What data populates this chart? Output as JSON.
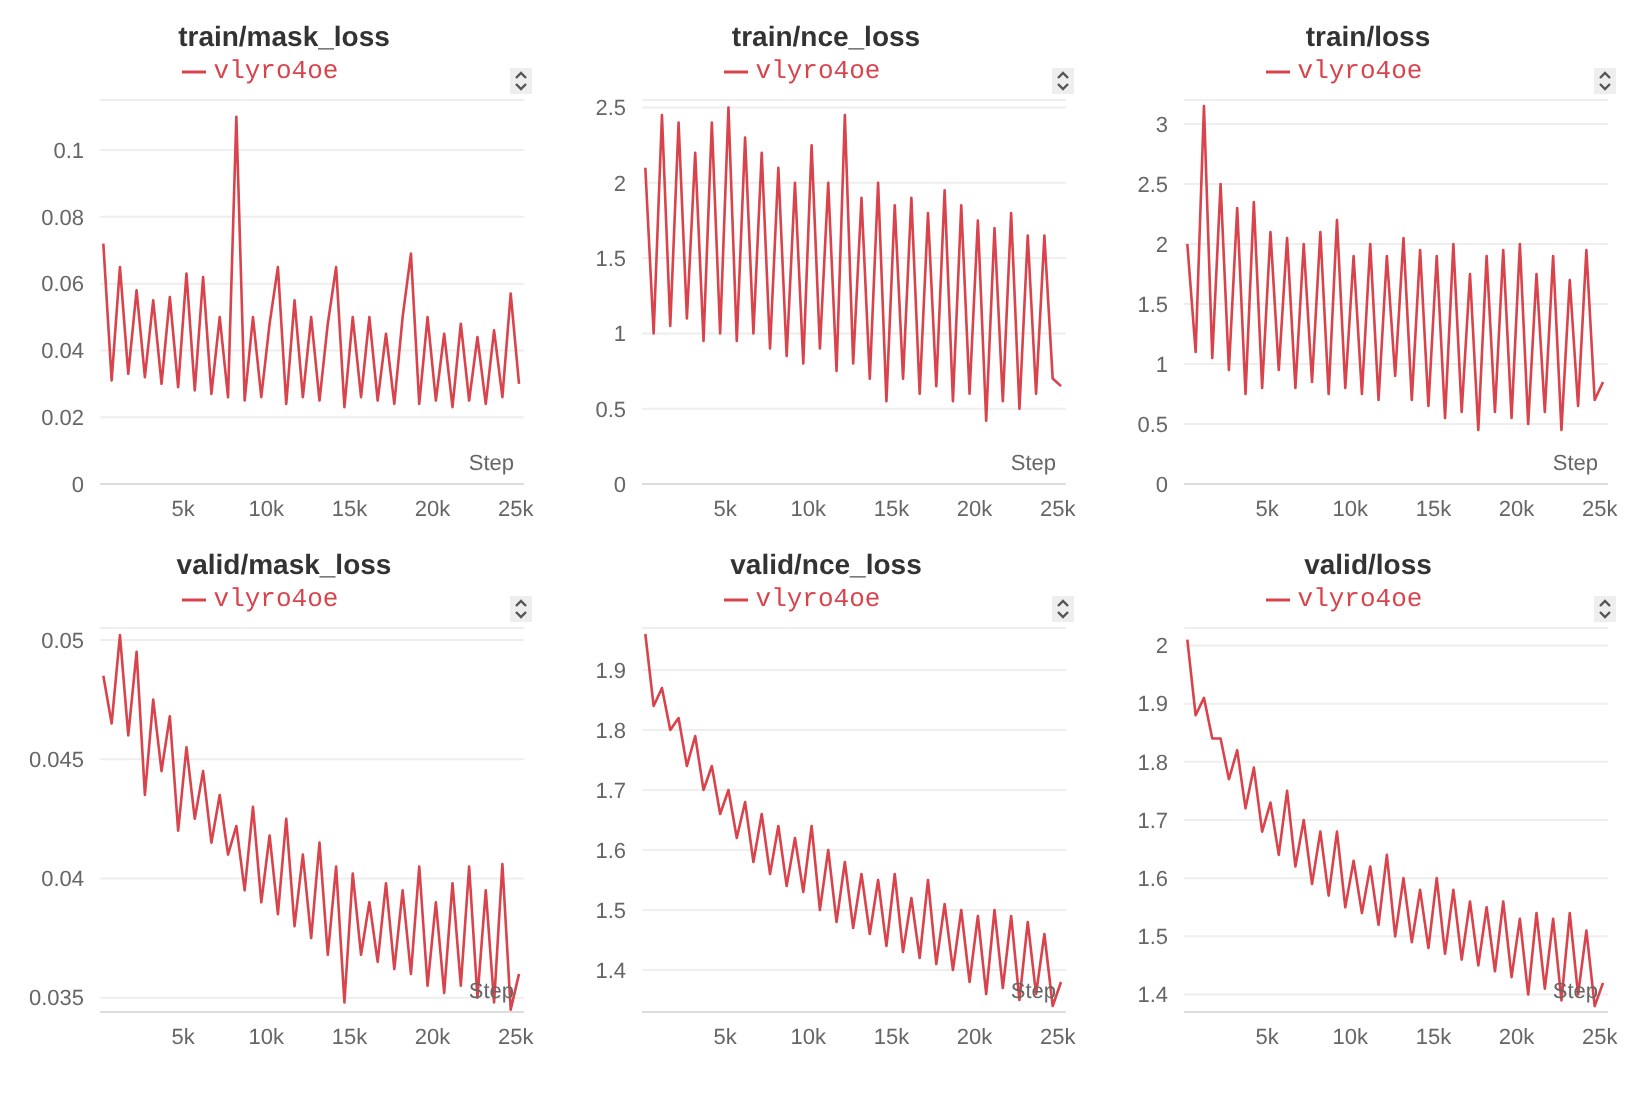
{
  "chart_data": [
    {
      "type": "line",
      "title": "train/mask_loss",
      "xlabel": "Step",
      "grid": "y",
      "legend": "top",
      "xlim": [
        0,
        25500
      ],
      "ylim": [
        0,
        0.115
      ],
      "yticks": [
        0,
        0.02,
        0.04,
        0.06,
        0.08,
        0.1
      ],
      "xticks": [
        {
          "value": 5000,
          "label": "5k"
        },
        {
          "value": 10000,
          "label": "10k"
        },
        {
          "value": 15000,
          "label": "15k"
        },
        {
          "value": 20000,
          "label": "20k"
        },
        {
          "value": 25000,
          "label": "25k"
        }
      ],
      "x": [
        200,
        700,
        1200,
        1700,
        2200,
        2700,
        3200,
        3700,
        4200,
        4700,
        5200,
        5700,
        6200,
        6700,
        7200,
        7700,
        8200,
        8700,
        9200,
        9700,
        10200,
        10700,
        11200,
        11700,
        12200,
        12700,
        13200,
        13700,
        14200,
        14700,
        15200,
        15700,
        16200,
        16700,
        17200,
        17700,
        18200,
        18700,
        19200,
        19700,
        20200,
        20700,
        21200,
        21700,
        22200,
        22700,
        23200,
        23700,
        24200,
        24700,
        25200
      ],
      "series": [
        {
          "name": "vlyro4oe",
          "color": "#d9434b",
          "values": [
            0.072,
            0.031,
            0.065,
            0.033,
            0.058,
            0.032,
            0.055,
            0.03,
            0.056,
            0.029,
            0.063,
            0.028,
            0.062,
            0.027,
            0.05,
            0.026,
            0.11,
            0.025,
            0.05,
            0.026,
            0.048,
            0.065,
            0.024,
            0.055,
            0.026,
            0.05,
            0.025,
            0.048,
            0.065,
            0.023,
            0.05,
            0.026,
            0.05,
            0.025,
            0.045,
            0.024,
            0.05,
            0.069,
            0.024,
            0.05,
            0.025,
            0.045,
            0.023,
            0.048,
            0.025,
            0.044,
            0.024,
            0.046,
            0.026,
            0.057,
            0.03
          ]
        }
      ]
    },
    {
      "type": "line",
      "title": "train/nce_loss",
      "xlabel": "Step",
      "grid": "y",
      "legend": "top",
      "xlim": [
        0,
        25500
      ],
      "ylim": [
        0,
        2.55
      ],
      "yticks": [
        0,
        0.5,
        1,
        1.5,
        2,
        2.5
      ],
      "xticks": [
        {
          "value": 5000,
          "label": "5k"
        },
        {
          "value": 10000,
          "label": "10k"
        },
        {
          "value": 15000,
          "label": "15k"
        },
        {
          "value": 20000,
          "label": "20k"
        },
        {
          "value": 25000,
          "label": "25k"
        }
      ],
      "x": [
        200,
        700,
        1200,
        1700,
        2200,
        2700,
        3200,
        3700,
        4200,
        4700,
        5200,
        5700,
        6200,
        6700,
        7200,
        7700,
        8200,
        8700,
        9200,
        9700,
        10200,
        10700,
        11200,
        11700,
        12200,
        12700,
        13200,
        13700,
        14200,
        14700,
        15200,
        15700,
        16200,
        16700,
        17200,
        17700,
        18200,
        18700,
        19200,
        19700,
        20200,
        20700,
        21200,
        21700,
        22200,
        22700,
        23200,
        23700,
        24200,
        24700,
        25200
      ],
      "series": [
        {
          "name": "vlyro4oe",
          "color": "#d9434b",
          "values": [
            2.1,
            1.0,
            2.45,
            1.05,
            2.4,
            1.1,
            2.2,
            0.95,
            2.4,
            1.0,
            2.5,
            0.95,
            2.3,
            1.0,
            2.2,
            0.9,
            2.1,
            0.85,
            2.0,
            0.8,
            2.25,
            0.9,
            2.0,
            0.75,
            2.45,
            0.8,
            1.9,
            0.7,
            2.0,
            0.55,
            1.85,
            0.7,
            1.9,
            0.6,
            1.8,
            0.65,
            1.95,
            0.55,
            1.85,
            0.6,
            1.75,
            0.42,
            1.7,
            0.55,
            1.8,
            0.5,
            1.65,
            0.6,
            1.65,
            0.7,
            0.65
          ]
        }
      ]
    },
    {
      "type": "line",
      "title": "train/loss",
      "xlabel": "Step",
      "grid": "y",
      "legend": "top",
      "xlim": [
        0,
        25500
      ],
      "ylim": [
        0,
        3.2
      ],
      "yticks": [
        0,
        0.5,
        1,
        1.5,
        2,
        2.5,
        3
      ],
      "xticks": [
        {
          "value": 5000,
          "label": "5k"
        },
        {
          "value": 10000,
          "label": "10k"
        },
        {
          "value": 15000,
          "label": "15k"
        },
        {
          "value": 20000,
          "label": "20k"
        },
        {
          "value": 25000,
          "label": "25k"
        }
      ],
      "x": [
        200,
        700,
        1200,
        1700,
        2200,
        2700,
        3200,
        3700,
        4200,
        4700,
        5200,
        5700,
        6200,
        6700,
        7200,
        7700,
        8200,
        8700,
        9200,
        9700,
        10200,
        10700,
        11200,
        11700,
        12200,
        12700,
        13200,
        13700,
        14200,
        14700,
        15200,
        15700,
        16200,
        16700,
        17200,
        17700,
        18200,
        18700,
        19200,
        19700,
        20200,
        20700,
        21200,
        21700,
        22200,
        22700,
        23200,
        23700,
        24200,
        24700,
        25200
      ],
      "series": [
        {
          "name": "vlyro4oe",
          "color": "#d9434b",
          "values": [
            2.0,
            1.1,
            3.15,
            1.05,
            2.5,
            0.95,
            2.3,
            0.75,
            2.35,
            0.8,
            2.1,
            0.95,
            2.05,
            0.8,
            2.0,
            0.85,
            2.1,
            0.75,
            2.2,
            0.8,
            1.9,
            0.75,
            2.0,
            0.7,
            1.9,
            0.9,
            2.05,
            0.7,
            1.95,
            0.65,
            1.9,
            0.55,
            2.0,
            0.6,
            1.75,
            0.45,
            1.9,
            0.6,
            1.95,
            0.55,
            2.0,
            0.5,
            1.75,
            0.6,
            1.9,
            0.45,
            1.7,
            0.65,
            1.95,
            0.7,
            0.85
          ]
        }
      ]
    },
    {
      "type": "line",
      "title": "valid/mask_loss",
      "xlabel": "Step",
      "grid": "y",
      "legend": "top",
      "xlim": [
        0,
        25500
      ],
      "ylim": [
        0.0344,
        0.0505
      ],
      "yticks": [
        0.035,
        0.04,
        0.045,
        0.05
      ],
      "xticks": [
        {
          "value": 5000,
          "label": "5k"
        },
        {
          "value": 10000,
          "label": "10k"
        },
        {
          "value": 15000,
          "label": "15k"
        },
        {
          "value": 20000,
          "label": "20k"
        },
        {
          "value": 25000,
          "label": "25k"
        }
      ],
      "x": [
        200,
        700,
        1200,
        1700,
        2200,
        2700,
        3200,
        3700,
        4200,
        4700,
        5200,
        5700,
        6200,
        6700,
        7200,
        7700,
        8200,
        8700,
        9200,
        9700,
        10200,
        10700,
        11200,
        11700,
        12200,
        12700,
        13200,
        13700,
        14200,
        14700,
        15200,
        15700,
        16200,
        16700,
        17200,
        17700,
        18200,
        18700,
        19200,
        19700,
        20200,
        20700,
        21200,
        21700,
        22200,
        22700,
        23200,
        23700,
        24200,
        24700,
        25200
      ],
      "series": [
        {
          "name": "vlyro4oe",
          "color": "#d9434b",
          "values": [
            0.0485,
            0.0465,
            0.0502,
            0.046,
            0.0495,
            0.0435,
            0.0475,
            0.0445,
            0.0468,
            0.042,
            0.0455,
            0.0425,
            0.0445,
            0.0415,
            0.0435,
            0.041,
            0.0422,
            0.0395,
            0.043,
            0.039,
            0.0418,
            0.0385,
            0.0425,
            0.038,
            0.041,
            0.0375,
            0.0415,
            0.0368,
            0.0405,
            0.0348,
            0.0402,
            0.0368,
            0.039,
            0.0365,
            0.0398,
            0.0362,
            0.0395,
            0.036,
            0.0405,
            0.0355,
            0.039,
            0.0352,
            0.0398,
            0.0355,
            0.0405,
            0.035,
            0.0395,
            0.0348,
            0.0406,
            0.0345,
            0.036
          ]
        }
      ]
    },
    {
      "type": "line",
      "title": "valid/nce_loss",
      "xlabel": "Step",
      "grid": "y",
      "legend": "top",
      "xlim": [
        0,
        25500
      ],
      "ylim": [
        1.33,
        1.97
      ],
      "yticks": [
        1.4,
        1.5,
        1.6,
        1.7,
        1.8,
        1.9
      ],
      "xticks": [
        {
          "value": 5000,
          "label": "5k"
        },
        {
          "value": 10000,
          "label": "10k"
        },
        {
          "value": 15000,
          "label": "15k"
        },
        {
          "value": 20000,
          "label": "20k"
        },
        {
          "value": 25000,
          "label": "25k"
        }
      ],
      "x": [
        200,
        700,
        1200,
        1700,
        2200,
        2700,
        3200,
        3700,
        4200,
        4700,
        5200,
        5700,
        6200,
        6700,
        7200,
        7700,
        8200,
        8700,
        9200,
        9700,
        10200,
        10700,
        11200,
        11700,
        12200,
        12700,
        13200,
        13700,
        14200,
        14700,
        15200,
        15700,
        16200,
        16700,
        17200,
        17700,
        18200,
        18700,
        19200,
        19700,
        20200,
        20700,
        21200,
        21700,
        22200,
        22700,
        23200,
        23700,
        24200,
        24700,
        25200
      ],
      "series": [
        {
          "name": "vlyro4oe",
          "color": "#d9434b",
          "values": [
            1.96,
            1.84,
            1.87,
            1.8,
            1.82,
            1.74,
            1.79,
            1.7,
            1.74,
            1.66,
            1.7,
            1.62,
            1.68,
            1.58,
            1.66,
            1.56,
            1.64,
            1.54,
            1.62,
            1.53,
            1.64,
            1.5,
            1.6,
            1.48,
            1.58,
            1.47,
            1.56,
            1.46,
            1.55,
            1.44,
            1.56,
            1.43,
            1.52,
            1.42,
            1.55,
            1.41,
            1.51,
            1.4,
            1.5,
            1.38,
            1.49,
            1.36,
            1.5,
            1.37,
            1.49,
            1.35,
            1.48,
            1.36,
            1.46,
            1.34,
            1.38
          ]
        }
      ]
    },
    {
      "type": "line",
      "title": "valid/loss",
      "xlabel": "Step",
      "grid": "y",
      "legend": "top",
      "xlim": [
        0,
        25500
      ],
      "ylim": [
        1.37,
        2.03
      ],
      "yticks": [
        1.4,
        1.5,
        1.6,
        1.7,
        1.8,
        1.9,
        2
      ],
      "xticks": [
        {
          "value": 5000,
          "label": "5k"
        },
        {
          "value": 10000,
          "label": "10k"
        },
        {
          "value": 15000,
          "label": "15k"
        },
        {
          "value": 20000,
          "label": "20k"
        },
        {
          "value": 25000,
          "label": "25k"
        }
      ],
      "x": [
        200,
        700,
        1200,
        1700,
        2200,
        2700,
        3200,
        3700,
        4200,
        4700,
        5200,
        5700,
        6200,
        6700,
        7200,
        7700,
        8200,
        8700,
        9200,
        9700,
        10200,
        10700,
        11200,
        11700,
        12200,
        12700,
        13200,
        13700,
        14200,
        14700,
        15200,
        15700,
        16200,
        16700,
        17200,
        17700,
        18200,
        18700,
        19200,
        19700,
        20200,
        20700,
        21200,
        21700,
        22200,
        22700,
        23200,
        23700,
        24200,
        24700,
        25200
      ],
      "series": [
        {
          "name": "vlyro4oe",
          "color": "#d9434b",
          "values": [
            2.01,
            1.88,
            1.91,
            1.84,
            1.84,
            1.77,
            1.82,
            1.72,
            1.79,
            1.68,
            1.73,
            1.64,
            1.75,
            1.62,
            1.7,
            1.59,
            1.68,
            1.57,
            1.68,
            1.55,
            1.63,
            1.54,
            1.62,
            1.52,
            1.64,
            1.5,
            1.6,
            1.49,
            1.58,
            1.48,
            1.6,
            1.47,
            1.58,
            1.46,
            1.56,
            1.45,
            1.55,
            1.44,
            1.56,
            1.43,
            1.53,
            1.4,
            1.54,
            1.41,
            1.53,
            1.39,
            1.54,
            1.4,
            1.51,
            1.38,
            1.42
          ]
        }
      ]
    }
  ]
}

Work required
List every line above that contains the word "valid".

Reply to the task
      "title": "valid/mask_loss",
      "title": "valid/nce_loss",
      "title": "valid/loss",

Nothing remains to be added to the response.